### Aim of the exercise:
Identify each line in the data that contains the string "value", and copy those lines.

### The input:
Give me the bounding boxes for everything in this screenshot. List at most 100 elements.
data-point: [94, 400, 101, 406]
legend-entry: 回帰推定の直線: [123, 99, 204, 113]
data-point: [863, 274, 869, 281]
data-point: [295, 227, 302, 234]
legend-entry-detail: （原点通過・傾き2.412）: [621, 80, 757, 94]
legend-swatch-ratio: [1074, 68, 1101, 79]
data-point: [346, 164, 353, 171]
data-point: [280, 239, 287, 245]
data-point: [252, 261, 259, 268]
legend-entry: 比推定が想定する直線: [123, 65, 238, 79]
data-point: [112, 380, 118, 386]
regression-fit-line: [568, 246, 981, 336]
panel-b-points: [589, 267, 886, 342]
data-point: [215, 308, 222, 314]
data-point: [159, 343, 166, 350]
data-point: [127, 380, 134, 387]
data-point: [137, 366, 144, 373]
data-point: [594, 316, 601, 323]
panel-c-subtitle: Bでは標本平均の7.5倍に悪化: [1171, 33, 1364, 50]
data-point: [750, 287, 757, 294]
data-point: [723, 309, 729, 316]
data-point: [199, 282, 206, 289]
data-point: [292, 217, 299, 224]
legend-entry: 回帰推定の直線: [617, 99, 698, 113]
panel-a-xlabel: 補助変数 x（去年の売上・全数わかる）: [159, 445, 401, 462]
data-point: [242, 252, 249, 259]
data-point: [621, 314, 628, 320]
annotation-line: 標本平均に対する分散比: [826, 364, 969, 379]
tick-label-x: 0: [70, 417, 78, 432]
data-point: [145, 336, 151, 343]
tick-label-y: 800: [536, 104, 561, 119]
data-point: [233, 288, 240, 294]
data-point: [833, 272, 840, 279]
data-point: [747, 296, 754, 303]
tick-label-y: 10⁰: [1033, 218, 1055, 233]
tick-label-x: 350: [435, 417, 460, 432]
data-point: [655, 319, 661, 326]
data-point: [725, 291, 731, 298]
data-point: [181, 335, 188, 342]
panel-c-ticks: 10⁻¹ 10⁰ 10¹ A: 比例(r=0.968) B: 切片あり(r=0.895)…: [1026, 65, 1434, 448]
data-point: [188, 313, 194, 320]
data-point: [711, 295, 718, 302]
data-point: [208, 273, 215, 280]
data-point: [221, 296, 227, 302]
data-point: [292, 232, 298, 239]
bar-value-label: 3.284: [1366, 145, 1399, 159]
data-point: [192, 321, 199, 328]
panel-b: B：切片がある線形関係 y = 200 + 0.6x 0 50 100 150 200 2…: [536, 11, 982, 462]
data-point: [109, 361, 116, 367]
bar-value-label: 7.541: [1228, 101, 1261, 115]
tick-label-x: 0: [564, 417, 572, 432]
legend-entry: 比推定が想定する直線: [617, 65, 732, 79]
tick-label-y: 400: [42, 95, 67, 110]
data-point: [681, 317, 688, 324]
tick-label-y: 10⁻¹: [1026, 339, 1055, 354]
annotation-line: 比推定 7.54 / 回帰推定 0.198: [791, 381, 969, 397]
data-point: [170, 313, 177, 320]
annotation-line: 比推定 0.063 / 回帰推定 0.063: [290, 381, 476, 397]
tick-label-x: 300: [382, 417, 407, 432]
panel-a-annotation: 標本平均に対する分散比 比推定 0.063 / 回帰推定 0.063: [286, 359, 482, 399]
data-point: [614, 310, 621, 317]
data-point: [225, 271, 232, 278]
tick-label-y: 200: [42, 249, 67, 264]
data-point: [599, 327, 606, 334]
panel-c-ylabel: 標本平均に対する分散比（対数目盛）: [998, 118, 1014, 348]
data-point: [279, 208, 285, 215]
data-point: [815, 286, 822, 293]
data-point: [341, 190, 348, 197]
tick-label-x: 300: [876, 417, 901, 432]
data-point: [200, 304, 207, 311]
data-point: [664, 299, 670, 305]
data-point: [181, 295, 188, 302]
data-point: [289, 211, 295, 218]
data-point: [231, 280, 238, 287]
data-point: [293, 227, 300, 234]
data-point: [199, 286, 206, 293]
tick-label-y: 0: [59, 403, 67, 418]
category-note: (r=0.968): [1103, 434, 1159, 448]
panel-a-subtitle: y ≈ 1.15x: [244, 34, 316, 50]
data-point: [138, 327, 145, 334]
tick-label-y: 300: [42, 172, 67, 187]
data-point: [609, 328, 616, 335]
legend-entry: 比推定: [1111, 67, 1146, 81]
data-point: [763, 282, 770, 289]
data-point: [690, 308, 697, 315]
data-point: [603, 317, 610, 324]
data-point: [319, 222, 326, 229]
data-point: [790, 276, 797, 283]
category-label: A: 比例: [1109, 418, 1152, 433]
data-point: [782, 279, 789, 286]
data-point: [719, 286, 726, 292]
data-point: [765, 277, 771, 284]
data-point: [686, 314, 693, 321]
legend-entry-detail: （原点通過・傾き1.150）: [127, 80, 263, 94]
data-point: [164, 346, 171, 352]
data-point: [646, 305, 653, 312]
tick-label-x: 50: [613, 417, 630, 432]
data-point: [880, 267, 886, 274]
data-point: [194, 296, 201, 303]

### The completed task:
bar-value-label: 3.284: [1366, 145, 1399, 159]
bar-value-label: 7.541: [1228, 101, 1261, 115]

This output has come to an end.